>> start Text extract

BOOKS: Clara’s Grand Tour & General Howe’s Dog

From ANIMAL PEOPLE, July/August 2005:

Clara’s Grand Tour
by Glynis Ridley
Atlantic Monthly Press (841 Broadway, New York, NY 10003), 2004.
222 pages, hardcover. $22.00.

General Howe’s Dog
by Caroline Tiger
Penguin Group (375 Hudson St., New York, NY 10014), 2005.
192 pages, hardcover. $18.95.

Historical scholars Glynis Ridley and Caroline Tiger each
happened across an intriguing mention of an animal while
investigating other events of the mid-18th century. Each
reconstructed the story of the animal, as best she could from
surviving documentation. Each produced a book about her findings,
with remarkably different results.
Ridley produced an award-winning account of the travels and
influence of a young female Indian rhinoceros, Clara, whose mother
was killed by hunters in Assam, India, circa 1738-1739. Hauled
overland to Calcutta, Clara was raised to adulthood in the home of
Dutch East India Company director J.A. Sichterman, initially as a
household pet. Outgrowing her quarters, Clara was sold in early
1741 to Dutch sea captain Douwemont Van der Meer. Van der Meer
sailed to Leiden with her.

From July 1741 until Clara died suddenly in London in 1758,
Van der Meer exhibited Clara, visiting virtually all of the leading
cities from Versailles to Vienna, Naples to Berlin.

>> end Text extract

[Stated goal 1] According to the book review, to whom was Clara sold in early 1741?

>> start Dataset entries

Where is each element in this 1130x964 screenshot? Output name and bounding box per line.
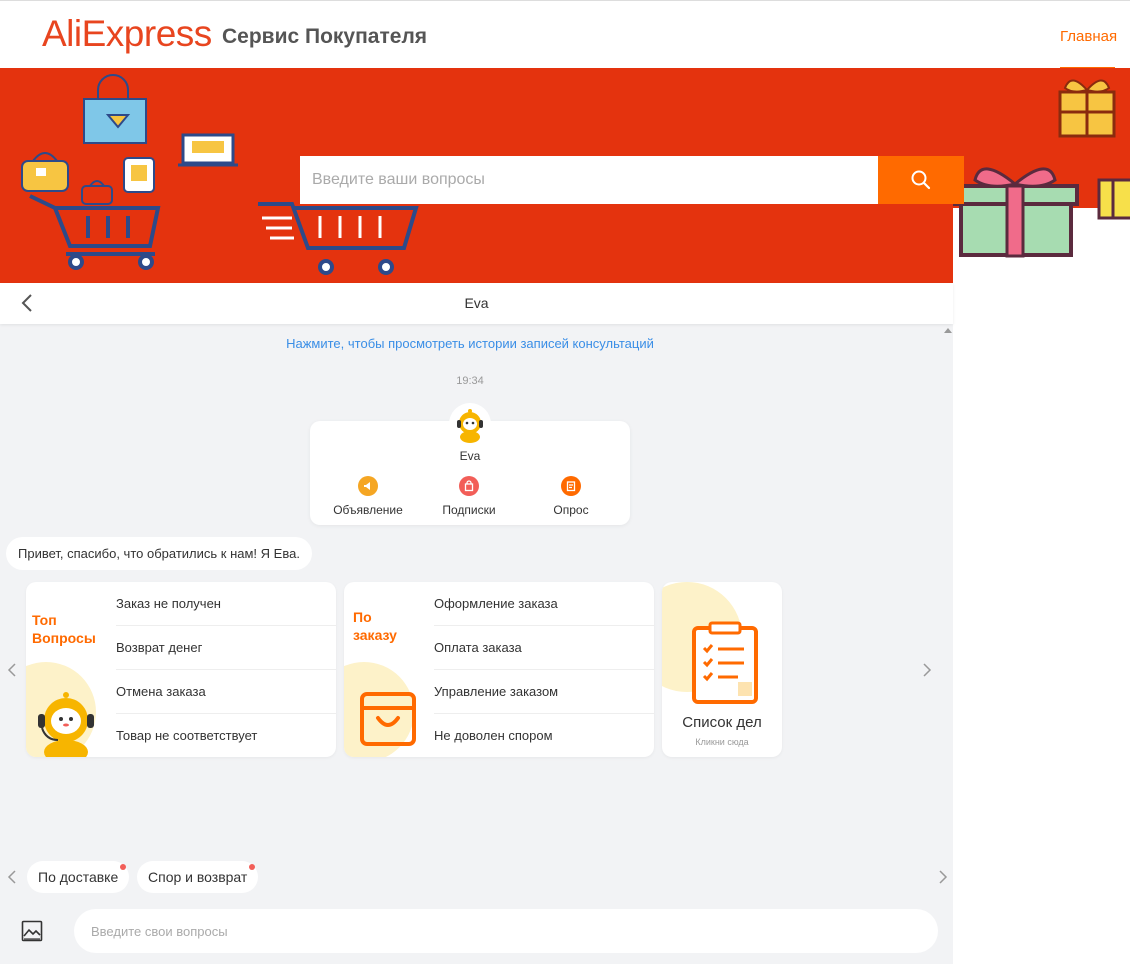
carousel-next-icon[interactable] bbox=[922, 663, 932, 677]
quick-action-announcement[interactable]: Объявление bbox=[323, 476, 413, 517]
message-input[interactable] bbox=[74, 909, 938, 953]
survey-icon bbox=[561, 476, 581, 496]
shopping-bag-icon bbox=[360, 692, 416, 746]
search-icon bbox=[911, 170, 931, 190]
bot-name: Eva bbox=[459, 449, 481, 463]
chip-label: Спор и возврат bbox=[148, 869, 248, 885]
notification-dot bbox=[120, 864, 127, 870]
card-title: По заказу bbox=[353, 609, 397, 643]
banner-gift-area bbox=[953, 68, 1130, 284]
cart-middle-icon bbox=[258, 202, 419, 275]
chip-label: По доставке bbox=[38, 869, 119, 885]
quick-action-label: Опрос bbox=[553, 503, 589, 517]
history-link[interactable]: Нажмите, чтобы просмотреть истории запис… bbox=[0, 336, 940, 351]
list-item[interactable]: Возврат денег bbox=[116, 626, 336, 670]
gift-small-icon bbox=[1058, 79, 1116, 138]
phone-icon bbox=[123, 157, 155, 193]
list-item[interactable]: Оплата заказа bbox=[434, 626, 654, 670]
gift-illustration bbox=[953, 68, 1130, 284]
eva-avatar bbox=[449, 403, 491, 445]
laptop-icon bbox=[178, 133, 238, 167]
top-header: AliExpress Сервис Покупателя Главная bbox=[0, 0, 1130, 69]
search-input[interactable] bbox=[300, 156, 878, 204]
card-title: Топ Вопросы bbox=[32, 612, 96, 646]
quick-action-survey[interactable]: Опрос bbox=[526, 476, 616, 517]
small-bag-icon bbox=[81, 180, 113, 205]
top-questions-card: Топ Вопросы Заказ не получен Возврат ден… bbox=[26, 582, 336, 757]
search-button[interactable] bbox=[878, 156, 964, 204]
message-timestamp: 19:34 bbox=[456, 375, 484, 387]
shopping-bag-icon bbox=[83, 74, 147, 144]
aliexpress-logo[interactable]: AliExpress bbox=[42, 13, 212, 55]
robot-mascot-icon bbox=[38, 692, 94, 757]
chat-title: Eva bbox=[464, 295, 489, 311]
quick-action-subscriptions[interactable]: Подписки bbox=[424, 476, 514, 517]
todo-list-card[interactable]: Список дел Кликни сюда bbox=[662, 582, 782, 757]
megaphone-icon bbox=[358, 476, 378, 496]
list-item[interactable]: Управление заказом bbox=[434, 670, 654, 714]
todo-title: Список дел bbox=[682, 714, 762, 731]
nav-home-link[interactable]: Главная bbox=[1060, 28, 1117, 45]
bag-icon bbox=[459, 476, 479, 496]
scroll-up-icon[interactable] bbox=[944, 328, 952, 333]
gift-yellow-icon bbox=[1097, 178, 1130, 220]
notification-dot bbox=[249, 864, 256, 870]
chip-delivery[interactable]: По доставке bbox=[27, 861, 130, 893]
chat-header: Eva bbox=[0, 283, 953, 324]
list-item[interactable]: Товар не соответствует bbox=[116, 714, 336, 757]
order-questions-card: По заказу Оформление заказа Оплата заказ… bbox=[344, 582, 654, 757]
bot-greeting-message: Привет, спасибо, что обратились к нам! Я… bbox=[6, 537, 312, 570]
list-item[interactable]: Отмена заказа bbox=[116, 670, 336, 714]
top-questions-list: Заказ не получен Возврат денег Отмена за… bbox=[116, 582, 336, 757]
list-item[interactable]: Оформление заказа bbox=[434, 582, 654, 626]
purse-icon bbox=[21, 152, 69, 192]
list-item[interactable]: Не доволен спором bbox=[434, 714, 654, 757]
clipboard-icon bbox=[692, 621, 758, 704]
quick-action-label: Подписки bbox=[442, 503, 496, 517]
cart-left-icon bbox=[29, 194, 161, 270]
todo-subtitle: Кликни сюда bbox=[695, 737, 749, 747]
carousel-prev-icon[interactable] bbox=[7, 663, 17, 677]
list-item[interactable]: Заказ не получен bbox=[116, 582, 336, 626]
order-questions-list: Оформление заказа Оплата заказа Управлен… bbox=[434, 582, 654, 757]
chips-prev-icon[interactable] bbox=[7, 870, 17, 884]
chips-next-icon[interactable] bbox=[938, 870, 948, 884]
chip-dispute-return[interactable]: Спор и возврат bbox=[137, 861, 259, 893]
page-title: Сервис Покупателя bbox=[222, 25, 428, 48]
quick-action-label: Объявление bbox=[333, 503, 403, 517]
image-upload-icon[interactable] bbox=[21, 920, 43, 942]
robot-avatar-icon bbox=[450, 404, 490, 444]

>> end Dataset entries

[Stated goal 2] Update the listing lines between the line containing "carousel-next-icon[interactable] bbox=[922, 663, 932, 677]" and the line containing "card-title: По заказу", inclusive, replacing "shopping-bag-icon" with "tote-bag-icon", and give back only those lines.

[Reply 1] Dutch sea captain Douwemont Van der Meer.

[Reply 2]
carousel-next-icon[interactable] bbox=[922, 663, 932, 677]
quick-action-announcement[interactable]: Объявление bbox=[323, 476, 413, 517]
message-input[interactable] bbox=[74, 909, 938, 953]
survey-icon bbox=[561, 476, 581, 496]
tote-bag-icon bbox=[360, 692, 416, 746]
search-icon bbox=[911, 170, 931, 190]
bot-name: Eva bbox=[459, 449, 481, 463]
chip-label: Спор и возврат bbox=[148, 869, 248, 885]
notification-dot bbox=[120, 864, 127, 870]
card-title: По заказу bbox=[353, 609, 397, 643]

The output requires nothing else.